▸ Aim
Write out every record below exactly as it appears.

▸ Input material
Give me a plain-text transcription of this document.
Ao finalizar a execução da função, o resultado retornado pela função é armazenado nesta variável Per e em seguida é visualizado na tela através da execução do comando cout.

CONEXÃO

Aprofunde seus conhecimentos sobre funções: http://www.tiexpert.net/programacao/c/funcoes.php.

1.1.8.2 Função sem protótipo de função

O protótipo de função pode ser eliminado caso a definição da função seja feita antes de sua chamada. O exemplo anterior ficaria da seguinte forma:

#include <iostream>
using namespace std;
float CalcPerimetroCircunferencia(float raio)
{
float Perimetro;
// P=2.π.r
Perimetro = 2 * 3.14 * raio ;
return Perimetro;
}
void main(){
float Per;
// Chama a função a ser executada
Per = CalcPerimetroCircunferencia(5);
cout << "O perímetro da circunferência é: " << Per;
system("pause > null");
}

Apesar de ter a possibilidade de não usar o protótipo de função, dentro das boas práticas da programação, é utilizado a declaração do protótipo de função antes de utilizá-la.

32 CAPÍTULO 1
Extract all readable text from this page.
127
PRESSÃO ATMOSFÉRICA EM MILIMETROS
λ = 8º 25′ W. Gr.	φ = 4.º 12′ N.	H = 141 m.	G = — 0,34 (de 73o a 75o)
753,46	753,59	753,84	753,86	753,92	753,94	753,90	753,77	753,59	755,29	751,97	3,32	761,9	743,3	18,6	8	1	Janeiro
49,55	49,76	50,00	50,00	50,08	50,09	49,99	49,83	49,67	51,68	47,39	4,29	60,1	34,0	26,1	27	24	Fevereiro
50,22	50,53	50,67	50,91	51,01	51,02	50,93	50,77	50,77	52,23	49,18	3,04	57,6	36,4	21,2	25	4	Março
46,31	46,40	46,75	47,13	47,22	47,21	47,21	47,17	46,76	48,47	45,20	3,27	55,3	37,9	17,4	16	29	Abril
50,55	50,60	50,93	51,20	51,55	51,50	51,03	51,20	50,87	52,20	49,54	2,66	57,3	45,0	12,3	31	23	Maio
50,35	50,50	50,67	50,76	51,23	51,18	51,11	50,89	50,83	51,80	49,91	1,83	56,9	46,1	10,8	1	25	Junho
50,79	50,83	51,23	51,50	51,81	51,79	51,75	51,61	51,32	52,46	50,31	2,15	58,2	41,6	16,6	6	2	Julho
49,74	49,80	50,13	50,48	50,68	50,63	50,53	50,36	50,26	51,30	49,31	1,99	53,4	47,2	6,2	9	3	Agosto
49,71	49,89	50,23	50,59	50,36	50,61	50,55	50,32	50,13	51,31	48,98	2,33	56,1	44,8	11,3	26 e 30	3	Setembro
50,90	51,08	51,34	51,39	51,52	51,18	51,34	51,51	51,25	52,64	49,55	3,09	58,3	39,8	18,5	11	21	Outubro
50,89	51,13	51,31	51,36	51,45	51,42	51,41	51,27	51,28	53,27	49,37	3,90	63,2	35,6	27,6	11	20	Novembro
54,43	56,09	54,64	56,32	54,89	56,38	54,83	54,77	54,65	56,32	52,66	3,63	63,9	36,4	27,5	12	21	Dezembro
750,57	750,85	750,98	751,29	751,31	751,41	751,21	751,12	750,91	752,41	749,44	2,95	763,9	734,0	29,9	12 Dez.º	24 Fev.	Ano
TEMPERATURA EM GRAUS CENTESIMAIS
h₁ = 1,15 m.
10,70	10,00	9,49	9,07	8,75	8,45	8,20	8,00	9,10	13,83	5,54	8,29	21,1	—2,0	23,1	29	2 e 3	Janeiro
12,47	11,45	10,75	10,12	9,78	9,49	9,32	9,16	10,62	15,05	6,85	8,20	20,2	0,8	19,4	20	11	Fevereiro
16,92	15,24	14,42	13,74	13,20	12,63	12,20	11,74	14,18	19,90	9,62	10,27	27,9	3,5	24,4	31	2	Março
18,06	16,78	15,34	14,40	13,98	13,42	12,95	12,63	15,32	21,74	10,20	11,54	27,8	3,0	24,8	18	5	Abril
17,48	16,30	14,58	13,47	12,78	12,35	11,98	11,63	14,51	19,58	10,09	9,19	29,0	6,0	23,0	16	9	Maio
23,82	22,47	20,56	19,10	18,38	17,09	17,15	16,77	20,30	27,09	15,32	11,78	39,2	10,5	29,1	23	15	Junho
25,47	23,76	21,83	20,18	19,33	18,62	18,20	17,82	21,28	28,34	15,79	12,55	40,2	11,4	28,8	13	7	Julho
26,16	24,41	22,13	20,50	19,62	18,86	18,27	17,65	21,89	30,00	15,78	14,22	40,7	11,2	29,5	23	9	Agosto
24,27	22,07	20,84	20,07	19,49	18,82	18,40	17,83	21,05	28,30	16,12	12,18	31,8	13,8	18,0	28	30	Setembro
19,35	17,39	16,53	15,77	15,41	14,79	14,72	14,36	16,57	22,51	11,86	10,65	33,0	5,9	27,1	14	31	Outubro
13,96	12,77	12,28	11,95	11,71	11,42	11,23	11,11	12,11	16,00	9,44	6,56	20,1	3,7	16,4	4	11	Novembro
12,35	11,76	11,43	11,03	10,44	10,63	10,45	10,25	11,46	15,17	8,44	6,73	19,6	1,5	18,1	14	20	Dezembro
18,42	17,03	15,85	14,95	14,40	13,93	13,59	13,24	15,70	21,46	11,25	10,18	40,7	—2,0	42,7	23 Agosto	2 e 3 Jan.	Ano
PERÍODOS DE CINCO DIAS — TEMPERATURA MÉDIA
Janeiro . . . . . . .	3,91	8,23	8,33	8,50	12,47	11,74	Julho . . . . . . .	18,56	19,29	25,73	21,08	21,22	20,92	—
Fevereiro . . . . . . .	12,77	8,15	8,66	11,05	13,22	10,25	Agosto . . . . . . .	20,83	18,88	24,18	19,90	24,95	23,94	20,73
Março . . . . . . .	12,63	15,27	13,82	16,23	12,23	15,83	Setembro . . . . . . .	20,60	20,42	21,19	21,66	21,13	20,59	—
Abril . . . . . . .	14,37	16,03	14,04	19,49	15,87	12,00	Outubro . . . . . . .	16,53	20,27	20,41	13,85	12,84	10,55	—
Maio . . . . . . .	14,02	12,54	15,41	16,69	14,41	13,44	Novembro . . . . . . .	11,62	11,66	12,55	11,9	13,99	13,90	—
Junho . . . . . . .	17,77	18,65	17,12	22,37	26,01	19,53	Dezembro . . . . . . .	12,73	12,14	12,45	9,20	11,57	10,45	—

▸ Expected answer
Give me a plain-text transcription of this document.
Ao finalizar a execução da função, o resultado retornado pela função é armazenado nesta variável Per e em seguida é visualizado na tela através da execução do comando cout.

CONEXÃO

Aprofunde seus conhecimentos sobre funções: http://www.tiexpert.net/programacao/c/funcoes.php.

1.1.8.2 Função sem protótipo de função

O protótipo de função pode ser eliminado caso a definição da função seja feita antes de sua chamada. O exemplo anterior ficaria da seguinte forma:

#include <iostream>
using namespace std;
float CalcPerimetroCircunferencia(float raio)
{
float Perimetro;
// P=2.π.r
Perimetro = 2 * 3.14 * raio ;
return Perimetro;
}
void main(){
float Per;
// Chama a função a ser executada
Per = CalcPerimetroCircunferencia(5);
cout << "O perímetro da circunferência é: " << Per;
system("pause > null");
}

Apesar de ter a possibilidade de não usar o protótipo de função, dentro das boas práticas da programação, é utilizado a declaração do protótipo de função antes de utilizá-la.

32 CAPÍTULO 1
Extract all readable text from this page.
127
PRESSÃO ATMOSFÉRICA EM MILIMETROS
λ = 8º 25′ W. Gr.	φ = 4.º 12′ N.	H = 141 m.	G = — 0,34 (de 73o a 75o)
753,46	753,59	753,84	753,86	753,92	753,94	753,90	753,77	753,59	755,29	751,97	3,32	761,9	743,3	18,6	8	1	Janeiro
49,55	49,76	50,00	50,00	50,08	50,09	49,99	49,83	49,67	51,68	47,39	4,29	60,1	34,0	26,1	27	24	Fevereiro
50,22	50,53	50,67	50,91	51,01	51,02	50,93	50,77	50,77	52,23	49,18	3,04	57,6	36,4	21,2	25	4	Março
46,31	46,40	46,75	47,13	47,22	47,21	47,21	47,17	46,76	48,47	45,20	3,27	55,3	37,9	17,4	16	29	Abril
50,55	50,60	50,93	51,20	51,55	51,50	51,03	51,20	50,87	52,20	49,54	2,66	57,3	45,0	12,3	31	23	Maio
50,35	50,50	50,67	50,76	51,23	51,18	51,11	50,89	50,83	51,80	49,91	1,83	56,9	46,1	10,8	1	25	Junho
50,79	50,83	51,23	51,50	51,81	51,79	51,75	51,61	51,32	52,46	50,31	2,15	58,2	41,6	16,6	6	2	Julho
49,74	49,80	50,13	50,48	50,68	50,63	50,53	50,36	50,26	51,30	49,31	1,99	53,4	47,2	6,2	9	3	Agosto
49,71	49,89	50,23	50,59	50,36	50,61	50,55	50,32	50,13	51,31	48,98	2,33	56,1	44,8	11,3	26 e 30	3	Setembro
50,90	51,08	51,34	51,39	51,52	51,18	51,34	51,51	51,25	52,64	49,55	3,09	58,3	39,8	18,5	11	21	Outubro
50,89	51,13	51,31	51,36	51,45	51,42	51,41	51,27	51,28	53,27	49,37	3,90	63,2	35,6	27,6	11	20	Novembro
54,43	56,09	54,64	56,32	54,89	56,38	54,83	54,77	54,65	56,32	52,66	3,63	63,9	36,4	27,5	12	21	Dezembro
750,57	750,85	750,98	751,29	751,31	751,41	751,21	751,12	750,91	752,41	749,44	2,95	763,9	734,0	29,9	12 Dez.º	24 Fev.	Ano
TEMPERATURA EM GRAUS CENTESIMAIS
h₁ = 1,15 m.
10,70	10,00	9,49	9,07	8,75	8,45	8,20	8,00	9,10	13,83	5,54	8,29	21,1	—2,0	23,1	29	2 e 3	Janeiro
12,47	11,45	10,75	10,12	9,78	9,49	9,32	9,16	10,62	15,05	6,85	8,20	20,2	0,8	19,4	20	11	Fevereiro
16,92	15,24	14,42	13,74	13,20	12,63	12,20	11,74	14,18	19,90	9,62	10,27	27,9	3,5	24,4	31	2	Março
18,06	16,78	15,34	14,40	13,98	13,42	12,95	12,63	15,32	21,74	10,20	11,54	27,8	3,0	24,8	18	5	Abril
17,48	16,30	14,58	13,47	12,78	12,35	11,98	11,63	14,51	19,58	10,09	9,19	29,0	6,0	23,0	16	9	Maio
23,82	22,47	20,56	19,10	18,38	17,09	17,15	16,77	20,30	27,09	15,32	11,78	39,2	10,5	29,1	23	15	Junho
25,47	23,76	21,83	20,18	19,33	18,62	18,20	17,82	21,28	28,34	15,79	12,55	40,2	11,4	28,8	13	7	Julho
26,16	24,41	22,13	20,50	19,62	18,86	18,27	17,65	21,89	30,00	15,78	14,22	40,7	11,2	29,5	23	9	Agosto
24,27	22,07	20,84	20,07	19,49	18,82	18,40	17,83	21,05	28,30	16,12	12,18	31,8	13,8	18,0	28	30	Setembro
19,35	17,39	16,53	15,77	15,41	14,79	14,72	14,36	16,57	22,51	11,86	10,65	33,0	5,9	27,1	14	31	Outubro
13,96	12,77	12,28	11,95	11,71	11,42	11,23	11,11	12,11	16,00	9,44	6,56	20,1	3,7	16,4	4	11	Novembro
12,35	11,76	11,43	11,03	10,44	10,63	10,45	10,25	11,46	15,17	8,44	6,73	19,6	1,5	18,1	14	20	Dezembro
18,42	17,03	15,85	14,95	14,40	13,93	13,59	13,24	15,70	21,46	11,25	10,18	40,7	—2,0	42,7	23 Agosto	2 e 3 Jan.	Ano
PERÍODOS DE CINCO DIAS — TEMPERATURA MÉDIA
Janeiro . . . . . . .	3,91	8,23	8,33	8,50	12,47	11,74	Julho . . . . . . .	18,56	19,29	25,73	21,08	21,22	20,92	—
Fevereiro . . . . . . .	12,77	8,15	8,66	11,05	13,22	10,25	Agosto . . . . . . .	20,83	18,88	24,18	19,90	24,95	23,94	20,73
Março . . . . . . .	12,63	15,27	13,82	16,23	12,23	15,83	Setembro . . . . . . .	20,60	20,42	21,19	21,66	21,13	20,59	—
Abril . . . . . . .	14,37	16,03	14,04	19,49	15,87	12,00	Outubro . . . . . . .	16,53	20,27	20,41	13,85	12,84	10,55	—
Maio . . . . . . .	14,02	12,54	15,41	16,69	14,41	13,44	Novembro . . . . . . .	11,62	11,66	12,55	11,9	13,99	13,90	—
Junho . . . . . . .	17,77	18,65	17,12	22,37	26,01	19,53	Dezembro . . . . . . .	12,73	12,14	12,45	9,20	11,57	10,45	—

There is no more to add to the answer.